Texte source:
+++++

La Madone de Senigallia de Piero della Francesca: la poésie abstraite de la lumière


La Madone de Senigallia est l'un des plus grands chefs-d'œuvre de Piero della Francesca. Elle est conservée à la Galleria Nazionale delle Marche à Urbino.

Cela peut paraître étrange, mais nous ne connaissons aucune source ancienne qui mentionne l’un des plus grands chefs-d’œuvre de la Renaissance, la célèbre Madone de Senigallia de Piero della Francesca (Borgo San Sepolcro, 1412 - 1492). La première mention de ce que l’on peut sans doute considérer comme l’une des œuvres les plus importantes de l’artiste toscan remonte à 1822 et est contenue dans une lettre envoyée par un érudit, le père Luigi Pungileoni, au marquis Raimondo Arnaldi: le religieux avait vu l’œuvre dans l’église de Santa Maria delle Grazie à Senigallia, dans la région des Marches, et avait pensé qu’il s’agissait d’une “esquisse en bois” du grand retable de Montefeltro, aujourd’hui conservé à la galerie d’art de Brera. Par conséquent, comme on pensait à l’époque que le retable de Montefeltro était l’œuvre de Fra’ Carnevale, la Madone de Senigallia a également été attribuée au frère d’Urbino. La peinture était dans un état de lisibilité très précaire: la saleté qui s’était accumulée sur la surface picturale au cours des siècles avait probablement terni sa qualité, à tel point que les historiens de l’art n’ont pas accordé beaucoup d’attention à l’œuvre.

Piero della Francesca, Madonna di Senigallia
Piero della Francesca, Madone de Senigallia (vers 1470-1480 ; huile et tempera sur panneau, 61 x 53,5 cm ; Urbino, Galleria Nazionale delle Marche)

+++++

Entrées extraites:

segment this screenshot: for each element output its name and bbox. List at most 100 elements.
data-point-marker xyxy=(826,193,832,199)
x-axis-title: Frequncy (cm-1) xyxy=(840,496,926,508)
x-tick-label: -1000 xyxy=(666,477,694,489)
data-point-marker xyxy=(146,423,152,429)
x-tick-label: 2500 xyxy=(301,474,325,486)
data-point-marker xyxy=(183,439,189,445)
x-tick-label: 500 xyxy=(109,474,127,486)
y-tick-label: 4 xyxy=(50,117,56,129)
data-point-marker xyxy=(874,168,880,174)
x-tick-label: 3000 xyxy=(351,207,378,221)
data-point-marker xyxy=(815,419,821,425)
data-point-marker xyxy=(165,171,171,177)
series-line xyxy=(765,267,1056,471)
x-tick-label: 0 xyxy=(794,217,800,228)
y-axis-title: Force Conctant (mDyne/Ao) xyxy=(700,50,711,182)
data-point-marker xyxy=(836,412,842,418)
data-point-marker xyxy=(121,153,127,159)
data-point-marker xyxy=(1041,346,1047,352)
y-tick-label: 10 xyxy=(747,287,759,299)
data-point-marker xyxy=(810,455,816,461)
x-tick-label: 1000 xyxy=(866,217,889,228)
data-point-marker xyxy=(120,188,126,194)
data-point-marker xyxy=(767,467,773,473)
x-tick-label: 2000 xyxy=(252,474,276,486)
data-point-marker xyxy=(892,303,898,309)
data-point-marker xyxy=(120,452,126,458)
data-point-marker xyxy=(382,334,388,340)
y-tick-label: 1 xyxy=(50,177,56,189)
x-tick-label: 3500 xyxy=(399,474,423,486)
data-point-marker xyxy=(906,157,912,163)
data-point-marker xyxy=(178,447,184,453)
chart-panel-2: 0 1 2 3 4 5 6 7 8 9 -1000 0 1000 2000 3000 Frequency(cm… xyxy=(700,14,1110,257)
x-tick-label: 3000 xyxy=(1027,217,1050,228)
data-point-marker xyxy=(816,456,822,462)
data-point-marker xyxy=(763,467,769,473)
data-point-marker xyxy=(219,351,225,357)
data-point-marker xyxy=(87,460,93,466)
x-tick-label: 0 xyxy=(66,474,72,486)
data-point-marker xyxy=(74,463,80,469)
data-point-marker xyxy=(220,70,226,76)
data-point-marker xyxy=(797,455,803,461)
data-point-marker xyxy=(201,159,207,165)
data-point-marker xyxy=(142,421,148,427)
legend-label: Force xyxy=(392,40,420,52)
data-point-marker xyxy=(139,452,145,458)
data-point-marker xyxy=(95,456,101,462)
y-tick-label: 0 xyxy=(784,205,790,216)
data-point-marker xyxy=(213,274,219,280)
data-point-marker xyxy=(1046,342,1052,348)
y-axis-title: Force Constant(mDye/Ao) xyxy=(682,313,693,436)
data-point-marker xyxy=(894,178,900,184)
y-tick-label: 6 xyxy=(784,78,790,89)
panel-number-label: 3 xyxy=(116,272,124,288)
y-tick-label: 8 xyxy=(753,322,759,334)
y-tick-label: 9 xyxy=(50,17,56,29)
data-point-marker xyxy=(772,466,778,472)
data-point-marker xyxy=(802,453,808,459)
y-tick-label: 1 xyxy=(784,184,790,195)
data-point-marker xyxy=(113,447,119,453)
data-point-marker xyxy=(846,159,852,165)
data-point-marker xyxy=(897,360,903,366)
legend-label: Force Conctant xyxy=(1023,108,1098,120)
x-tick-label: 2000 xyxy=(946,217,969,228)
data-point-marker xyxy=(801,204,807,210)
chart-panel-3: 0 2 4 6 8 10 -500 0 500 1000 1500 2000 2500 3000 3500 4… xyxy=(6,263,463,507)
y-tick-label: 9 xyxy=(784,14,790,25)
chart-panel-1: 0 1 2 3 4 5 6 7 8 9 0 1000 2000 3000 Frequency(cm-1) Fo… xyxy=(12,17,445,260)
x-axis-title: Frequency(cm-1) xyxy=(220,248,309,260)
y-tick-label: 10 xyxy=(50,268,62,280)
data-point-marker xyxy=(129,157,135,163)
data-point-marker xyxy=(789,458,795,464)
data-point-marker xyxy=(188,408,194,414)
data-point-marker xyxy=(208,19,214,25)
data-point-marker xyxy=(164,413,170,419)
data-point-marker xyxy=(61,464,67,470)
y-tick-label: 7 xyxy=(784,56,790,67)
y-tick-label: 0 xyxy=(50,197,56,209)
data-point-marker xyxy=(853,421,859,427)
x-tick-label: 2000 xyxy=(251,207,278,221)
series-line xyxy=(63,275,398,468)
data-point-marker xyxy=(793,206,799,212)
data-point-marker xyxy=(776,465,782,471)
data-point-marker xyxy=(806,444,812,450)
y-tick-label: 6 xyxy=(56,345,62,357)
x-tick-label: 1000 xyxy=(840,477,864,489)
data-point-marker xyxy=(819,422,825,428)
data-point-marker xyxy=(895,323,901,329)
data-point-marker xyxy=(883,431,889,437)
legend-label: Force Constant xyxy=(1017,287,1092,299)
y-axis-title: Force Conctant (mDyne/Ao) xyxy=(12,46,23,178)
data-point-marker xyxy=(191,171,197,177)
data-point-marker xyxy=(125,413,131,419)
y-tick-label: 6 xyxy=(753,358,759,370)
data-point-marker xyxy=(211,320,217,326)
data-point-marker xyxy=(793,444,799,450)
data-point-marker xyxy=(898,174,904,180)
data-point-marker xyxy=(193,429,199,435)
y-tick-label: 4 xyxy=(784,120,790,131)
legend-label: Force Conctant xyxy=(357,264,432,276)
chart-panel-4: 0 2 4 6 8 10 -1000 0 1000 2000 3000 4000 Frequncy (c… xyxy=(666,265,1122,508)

+++++

Tâches à réaliser:
1 - Répondez aux questions suivantes à partir du texte sur la Madone de Senigallia.
(a) Dans quel musée et dans quelle ville l'œuvre est-elle conservée ?
(b) Qui a envoyé en 1822 la lettre contenant la première mention de l'œuvre ?
(c) Quelles sont les dimensions du panneau ?
2 - Convertissez en liste numérotée, s'il vous plaît, les lignes des entrées allant du début jusqu'à la ligne contenant "x-tick-label: 2500 xyxy=(301,474,325,486)", ces deux bornes incluses, sans les lignes vides.

Réponses aux exercices:
1 -
(a) À la Galleria Nazionale delle Marche, à Urbino.
(b) Le père Luigi Pungileoni.
(c) 61 x 53,5 cm.

2 -
1. segment this screenshot: for each element output its name and bbox. List at most 100 elements.
2. data-point-marker xyxy=(826,193,832,199)
3. x-axis-title: Frequncy (cm-1) xyxy=(840,496,926,508)
4. x-tick-label: -1000 xyxy=(666,477,694,489)
5. data-point-marker xyxy=(146,423,152,429)
6. x-tick-label: 2500 xyxy=(301,474,325,486)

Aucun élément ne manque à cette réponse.